Required work: Write out each record again exactly as it stands.

Records shown:
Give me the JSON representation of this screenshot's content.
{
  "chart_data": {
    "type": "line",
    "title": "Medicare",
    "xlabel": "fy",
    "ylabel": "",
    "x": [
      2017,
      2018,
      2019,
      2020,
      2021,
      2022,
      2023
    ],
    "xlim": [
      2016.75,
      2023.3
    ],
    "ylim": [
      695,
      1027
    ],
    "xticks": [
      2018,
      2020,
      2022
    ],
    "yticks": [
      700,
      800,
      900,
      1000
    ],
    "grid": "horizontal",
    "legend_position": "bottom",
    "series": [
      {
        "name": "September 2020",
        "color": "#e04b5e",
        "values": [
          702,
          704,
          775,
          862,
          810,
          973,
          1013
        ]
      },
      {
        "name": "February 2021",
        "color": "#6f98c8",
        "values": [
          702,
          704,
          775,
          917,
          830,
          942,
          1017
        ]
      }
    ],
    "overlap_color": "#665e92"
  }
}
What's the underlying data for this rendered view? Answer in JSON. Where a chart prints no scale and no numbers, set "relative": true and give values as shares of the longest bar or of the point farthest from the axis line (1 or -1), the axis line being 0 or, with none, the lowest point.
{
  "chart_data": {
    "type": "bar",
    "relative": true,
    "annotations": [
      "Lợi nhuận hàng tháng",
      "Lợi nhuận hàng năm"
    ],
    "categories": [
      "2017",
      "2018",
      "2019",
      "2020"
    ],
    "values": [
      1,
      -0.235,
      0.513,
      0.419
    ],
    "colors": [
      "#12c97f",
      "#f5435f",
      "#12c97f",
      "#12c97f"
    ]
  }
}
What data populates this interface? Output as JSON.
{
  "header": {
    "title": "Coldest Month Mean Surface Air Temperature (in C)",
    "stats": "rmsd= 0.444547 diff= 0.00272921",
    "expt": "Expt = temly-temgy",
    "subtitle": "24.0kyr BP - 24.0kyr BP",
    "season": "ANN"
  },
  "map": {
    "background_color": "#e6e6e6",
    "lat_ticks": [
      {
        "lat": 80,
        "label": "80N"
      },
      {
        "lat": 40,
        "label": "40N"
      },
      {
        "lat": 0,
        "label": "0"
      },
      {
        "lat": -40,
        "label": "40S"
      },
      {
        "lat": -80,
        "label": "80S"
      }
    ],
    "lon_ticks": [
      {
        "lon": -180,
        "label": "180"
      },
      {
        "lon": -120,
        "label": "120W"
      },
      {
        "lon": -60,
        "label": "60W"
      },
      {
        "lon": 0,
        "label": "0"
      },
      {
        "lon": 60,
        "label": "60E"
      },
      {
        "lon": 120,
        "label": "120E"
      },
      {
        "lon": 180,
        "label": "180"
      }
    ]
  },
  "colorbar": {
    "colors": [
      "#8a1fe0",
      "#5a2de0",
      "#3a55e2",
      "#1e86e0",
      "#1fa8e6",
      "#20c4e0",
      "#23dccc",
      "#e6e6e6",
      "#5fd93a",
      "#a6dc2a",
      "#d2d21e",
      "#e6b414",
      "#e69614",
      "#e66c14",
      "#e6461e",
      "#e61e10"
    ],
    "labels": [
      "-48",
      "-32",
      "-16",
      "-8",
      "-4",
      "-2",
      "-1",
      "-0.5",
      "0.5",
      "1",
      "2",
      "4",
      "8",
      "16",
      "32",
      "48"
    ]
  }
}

Exercise solution:
Give me the JSON representation of this screenshot's content.
{
  "chart_data": {
    "type": "line",
    "title": "Medicare",
    "xlabel": "fy",
    "ylabel": "",
    "x": [
      2017,
      2018,
      2019,
      2020,
      2021,
      2022,
      2023
    ],
    "xlim": [
      2016.75,
      2023.3
    ],
    "ylim": [
      695,
      1027
    ],
    "xticks": [
      2018,
      2020,
      2022
    ],
    "yticks": [
      700,
      800,
      900,
      1000
    ],
    "grid": "horizontal",
    "legend_position": "bottom",
    "series": [
      {
        "name": "September 2020",
        "color": "#e04b5e",
        "values": [
          702,
          704,
          775,
          862,
          810,
          973,
          1013
        ]
      },
      {
        "name": "February 2021",
        "color": "#6f98c8",
        "values": [
          702,
          704,
          775,
          917,
          830,
          942,
          1017
        ]
      }
    ],
    "overlap_color": "#665e92"
  }
}
What's the underlying data for this rendered view? Answer in JSON. Where a chart prints no scale and no numbers, set "relative": true and give values as shares of the longest bar or of the point farthest from the axis line (1 or -1), the axis line being 0 or, with none, the lowest point.
{
  "chart_data": {
    "type": "bar",
    "relative": true,
    "annotations": [
      "Lợi nhuận hàng tháng",
      "Lợi nhuận hàng năm"
    ],
    "categories": [
      "2017",
      "2018",
      "2019",
      "2020"
    ],
    "values": [
      1,
      -0.235,
      0.513,
      0.419
    ],
    "colors": [
      "#12c97f",
      "#f5435f",
      "#12c97f",
      "#12c97f"
    ]
  }
}
What data populates this interface? Output as JSON.
{
  "header": {
    "title": "Coldest Month Mean Surface Air Temperature (in C)",
    "stats": "rmsd= 0.444547 diff= 0.00272921",
    "expt": "Expt = temly-temgy",
    "subtitle": "24.0kyr BP - 24.0kyr BP",
    "season": "ANN"
  },
  "map": {
    "background_color": "#e6e6e6",
    "lat_ticks": [
      {
        "lat": 80,
        "label": "80N"
      },
      {
        "lat": 40,
        "label": "40N"
      },
      {
        "lat": 0,
        "label": "0"
      },
      {
        "lat": -40,
        "label": "40S"
      },
      {
        "lat": -80,
        "label": "80S"
      }
    ],
    "lon_ticks": [
      {
        "lon": -180,
        "label": "180"
      },
      {
        "lon": -120,
        "label": "120W"
      },
      {
        "lon": -60,
        "label": "60W"
      },
      {
        "lon": 0,
        "label": "0"
      },
      {
        "lon": 60,
        "label": "60E"
      },
      {
        "lon": 120,
        "label": "120E"
      },
      {
        "lon": 180,
        "label": "180"
      }
    ]
  },
  "colorbar": {
    "colors": [
      "#8a1fe0",
      "#5a2de0",
      "#3a55e2",
      "#1e86e0",
      "#1fa8e6",
      "#20c4e0",
      "#23dccc",
      "#e6e6e6",
      "#5fd93a",
      "#a6dc2a",
      "#d2d21e",
      "#e6b414",
      "#e69614",
      "#e66c14",
      "#e6461e",
      "#e61e10"
    ],
    "labels": [
      "-48",
      "-32",
      "-16",
      "-8",
      "-4",
      "-2",
      "-1",
      "-0.5",
      "0.5",
      "1",
      "2",
      "4",
      "8",
      "16",
      "32",
      "48"
    ]
  }
}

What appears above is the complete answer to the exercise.